▶ Aim of the exercise
All of the entries need to be written out again, exactly as they are.

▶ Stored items
======
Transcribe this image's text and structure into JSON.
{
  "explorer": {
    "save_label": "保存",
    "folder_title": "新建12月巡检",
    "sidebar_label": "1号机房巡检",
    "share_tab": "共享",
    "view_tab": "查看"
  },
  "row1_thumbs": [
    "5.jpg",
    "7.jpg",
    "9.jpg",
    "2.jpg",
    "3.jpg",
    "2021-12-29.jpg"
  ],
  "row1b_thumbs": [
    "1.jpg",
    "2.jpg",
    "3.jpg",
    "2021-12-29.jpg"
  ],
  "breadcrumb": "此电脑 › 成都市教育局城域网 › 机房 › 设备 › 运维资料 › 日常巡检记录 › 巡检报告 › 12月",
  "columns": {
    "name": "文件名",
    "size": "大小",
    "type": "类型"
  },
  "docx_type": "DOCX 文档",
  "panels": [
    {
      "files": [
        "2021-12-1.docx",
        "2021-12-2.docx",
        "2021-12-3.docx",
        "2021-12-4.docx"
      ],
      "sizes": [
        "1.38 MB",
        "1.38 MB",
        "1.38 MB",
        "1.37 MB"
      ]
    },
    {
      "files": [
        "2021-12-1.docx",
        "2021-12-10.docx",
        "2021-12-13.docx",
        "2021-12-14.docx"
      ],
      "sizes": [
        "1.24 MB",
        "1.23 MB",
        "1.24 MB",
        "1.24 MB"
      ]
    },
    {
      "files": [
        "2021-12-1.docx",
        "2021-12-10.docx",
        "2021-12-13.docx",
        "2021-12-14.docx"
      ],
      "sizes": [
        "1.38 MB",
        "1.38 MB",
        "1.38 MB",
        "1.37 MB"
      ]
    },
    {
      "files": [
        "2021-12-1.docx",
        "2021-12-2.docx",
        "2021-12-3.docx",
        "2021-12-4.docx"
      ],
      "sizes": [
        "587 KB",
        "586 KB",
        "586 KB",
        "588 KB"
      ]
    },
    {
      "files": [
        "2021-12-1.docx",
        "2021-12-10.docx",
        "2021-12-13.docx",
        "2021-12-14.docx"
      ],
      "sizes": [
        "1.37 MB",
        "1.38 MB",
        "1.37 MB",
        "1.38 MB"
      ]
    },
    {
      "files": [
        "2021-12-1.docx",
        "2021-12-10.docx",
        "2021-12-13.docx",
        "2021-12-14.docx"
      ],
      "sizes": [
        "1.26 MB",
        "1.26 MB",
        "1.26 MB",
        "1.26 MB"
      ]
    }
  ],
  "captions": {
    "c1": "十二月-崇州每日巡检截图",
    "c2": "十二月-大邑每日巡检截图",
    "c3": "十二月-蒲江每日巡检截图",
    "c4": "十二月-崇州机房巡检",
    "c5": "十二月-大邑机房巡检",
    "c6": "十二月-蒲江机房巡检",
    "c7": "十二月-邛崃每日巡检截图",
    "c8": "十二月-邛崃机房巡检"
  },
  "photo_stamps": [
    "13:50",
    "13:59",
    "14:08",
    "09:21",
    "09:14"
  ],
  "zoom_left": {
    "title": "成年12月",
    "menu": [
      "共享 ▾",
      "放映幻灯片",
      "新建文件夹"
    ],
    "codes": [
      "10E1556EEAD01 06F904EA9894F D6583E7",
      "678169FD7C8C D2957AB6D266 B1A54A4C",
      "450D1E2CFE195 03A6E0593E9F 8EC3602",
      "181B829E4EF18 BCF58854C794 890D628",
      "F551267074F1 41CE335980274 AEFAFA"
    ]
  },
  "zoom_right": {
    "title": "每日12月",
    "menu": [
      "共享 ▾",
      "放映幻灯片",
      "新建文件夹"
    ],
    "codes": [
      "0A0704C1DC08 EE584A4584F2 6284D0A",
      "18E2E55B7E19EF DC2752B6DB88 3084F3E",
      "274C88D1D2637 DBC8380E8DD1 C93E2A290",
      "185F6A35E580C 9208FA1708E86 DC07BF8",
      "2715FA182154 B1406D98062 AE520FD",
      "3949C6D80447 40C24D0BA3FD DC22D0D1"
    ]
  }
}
======
▶ Solution for this exercise
Transcribe this image's text and structure into JSON.
{
  "explorer": {
    "save_label": "保存",
    "folder_title": "新建12月巡检",
    "sidebar_label": "1号机房巡检",
    "share_tab": "共享",
    "view_tab": "查看"
  },
  "row1_thumbs": [
    "5.jpg",
    "7.jpg",
    "9.jpg",
    "2.jpg",
    "3.jpg",
    "2021-12-29.jpg"
  ],
  "row1b_thumbs": [
    "1.jpg",
    "2.jpg",
    "3.jpg",
    "2021-12-29.jpg"
  ],
  "breadcrumb": "此电脑 › 成都市教育局城域网 › 机房 › 设备 › 运维资料 › 日常巡检记录 › 巡检报告 › 12月",
  "columns": {
    "name": "文件名",
    "size": "大小",
    "type": "类型"
  },
  "docx_type": "DOCX 文档",
  "panels": [
    {
      "files": [
        "2021-12-1.docx",
        "2021-12-2.docx",
        "2021-12-3.docx",
        "2021-12-4.docx"
      ],
      "sizes": [
        "1.38 MB",
        "1.38 MB",
        "1.38 MB",
        "1.37 MB"
      ]
    },
    {
      "files": [
        "2021-12-1.docx",
        "2021-12-10.docx",
        "2021-12-13.docx",
        "2021-12-14.docx"
      ],
      "sizes": [
        "1.24 MB",
        "1.23 MB",
        "1.24 MB",
        "1.24 MB"
      ]
    },
    {
      "files": [
        "2021-12-1.docx",
        "2021-12-10.docx",
        "2021-12-13.docx",
        "2021-12-14.docx"
      ],
      "sizes": [
        "1.38 MB",
        "1.38 MB",
        "1.38 MB",
        "1.37 MB"
      ]
    },
    {
      "files": [
        "2021-12-1.docx",
        "2021-12-2.docx",
        "2021-12-3.docx",
        "2021-12-4.docx"
      ],
      "sizes": [
        "587 KB",
        "586 KB",
        "586 KB",
        "588 KB"
      ]
    },
    {
      "files": [
        "2021-12-1.docx",
        "2021-12-10.docx",
        "2021-12-13.docx",
        "2021-12-14.docx"
      ],
      "sizes": [
        "1.37 MB",
        "1.38 MB",
        "1.37 MB",
        "1.38 MB"
      ]
    },
    {
      "files": [
        "2021-12-1.docx",
        "2021-12-10.docx",
        "2021-12-13.docx",
        "2021-12-14.docx"
      ],
      "sizes": [
        "1.26 MB",
        "1.26 MB",
        "1.26 MB",
        "1.26 MB"
      ]
    }
  ],
  "captions": {
    "c1": "十二月-崇州每日巡检截图",
    "c2": "十二月-大邑每日巡检截图",
    "c3": "十二月-蒲江每日巡检截图",
    "c4": "十二月-崇州机房巡检",
    "c5": "十二月-大邑机房巡检",
    "c6": "十二月-蒲江机房巡检",
    "c7": "十二月-邛崃每日巡检截图",
    "c8": "十二月-邛崃机房巡检"
  },
  "photo_stamps": [
    "13:50",
    "13:59",
    "14:08",
    "09:21",
    "09:14"
  ],
  "zoom_left": {
    "title": "成年12月",
    "menu": [
      "共享 ▾",
      "放映幻灯片",
      "新建文件夹"
    ],
    "codes": [
      "10E1556EEAD01 06F904EA9894F D6583E7",
      "678169FD7C8C D2957AB6D266 B1A54A4C",
      "450D1E2CFE195 03A6E0593E9F 8EC3602",
      "181B829E4EF18 BCF58854C794 890D628",
      "F551267074F1 41CE335980274 AEFAFA"
    ]
  },
  "zoom_right": {
    "title": "每日12月",
    "menu": [
      "共享 ▾",
      "放映幻灯片",
      "新建文件夹"
    ],
    "codes": [
      "0A0704C1DC08 EE584A4584F2 6284D0A",
      "18E2E55B7E19EF DC2752B6DB88 3084F3E",
      "274C88D1D2637 DBC8380E8DD1 C93E2A290",
      "185F6A35E580C 9208FA1708E86 DC07BF8",
      "2715FA182154 B1406D98062 AE520FD",
      "3949C6D80447 40C24D0BA3FD DC22D0D1"
    ]
  }
}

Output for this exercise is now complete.